Extract all lines in the data that contain the word "text".

— start of Dataset excerpts —

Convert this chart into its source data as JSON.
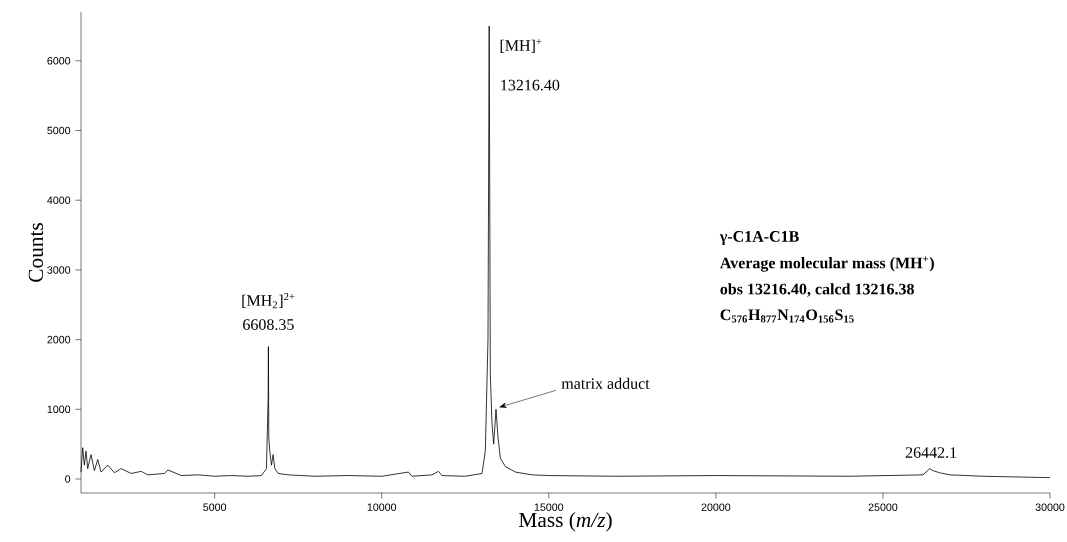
{
  "chart_data": {
    "type": "line",
    "xlabel": "Mass (*m/z*)",
    "ylabel": "Counts",
    "xlim": [
      1000,
      30000
    ],
    "ylim": [
      -200,
      6700
    ],
    "xticks": [
      5000,
      10000,
      15000,
      20000,
      25000,
      30000
    ],
    "yticks": [
      0,
      1000,
      2000,
      3000,
      4000,
      5000,
      6000
    ],
    "series": [
      {
        "color": "#000000",
        "x": [
          1000,
          1050,
          1100,
          1150,
          1200,
          1300,
          1400,
          1500,
          1600,
          1800,
          2000,
          2200,
          2500,
          2800,
          3000,
          3500,
          3600,
          4000,
          4500,
          5000,
          5500,
          6000,
          6400,
          6550,
          6600,
          6608,
          6620,
          6650,
          6700,
          6750,
          6800,
          6900,
          7200,
          8000,
          9000,
          10000,
          10800,
          10900,
          11500,
          11700,
          11800,
          12500,
          13000,
          13100,
          13180,
          13216,
          13250,
          13300,
          13350,
          13420,
          13480,
          13550,
          13700,
          14000,
          14500,
          15000,
          17000,
          20000,
          24000,
          26200,
          26400,
          26500,
          26700,
          27000,
          28000,
          30000
        ],
        "values": [
          100,
          450,
          200,
          400,
          150,
          350,
          120,
          280,
          100,
          200,
          90,
          150,
          80,
          110,
          60,
          80,
          130,
          50,
          60,
          40,
          50,
          40,
          50,
          150,
          1150,
          1900,
          600,
          400,
          200,
          350,
          150,
          80,
          60,
          40,
          50,
          40,
          100,
          40,
          60,
          110,
          50,
          40,
          80,
          400,
          2000,
          6500,
          1500,
          800,
          500,
          1000,
          600,
          300,
          180,
          100,
          60,
          50,
          40,
          50,
          40,
          60,
          150,
          120,
          90,
          60,
          40,
          20
        ]
      }
    ],
    "annotations": [
      {
        "text": "[MH]$^{+}$",
        "x": 13216.4,
        "y": 6500
      },
      "13216.40",
      {
        "text": "[MH$_{2}$]$^{2+}$",
        "x": 6608.35,
        "y": 1900
      },
      {
        "text": "6608.35",
        "x": 6608.35,
        "y": 1900
      },
      {
        "text": "matrix adduct",
        "x": 13420,
        "y": 1000
      },
      {
        "text": "26442.1",
        "x": 26442.1,
        "y": 150
      },
      "γ-C1A-C1B",
      "Average molecular mass (MH$^{+}$)",
      "obs 13216.40, calcd 13216.38",
      "C$_{576}$H$_{877}$N$_{174}$O$_{156}$S$_{15}$"
    ]
  }
}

— end of Dataset excerpts —

» **Worked answer**:
        "text": "[MH]$^{+}$",
        "text": "[MH$_{2}$]$^{2+}$",
        "text": "6608.35",
        "text": "matrix adduct",
        "text": "26442.1",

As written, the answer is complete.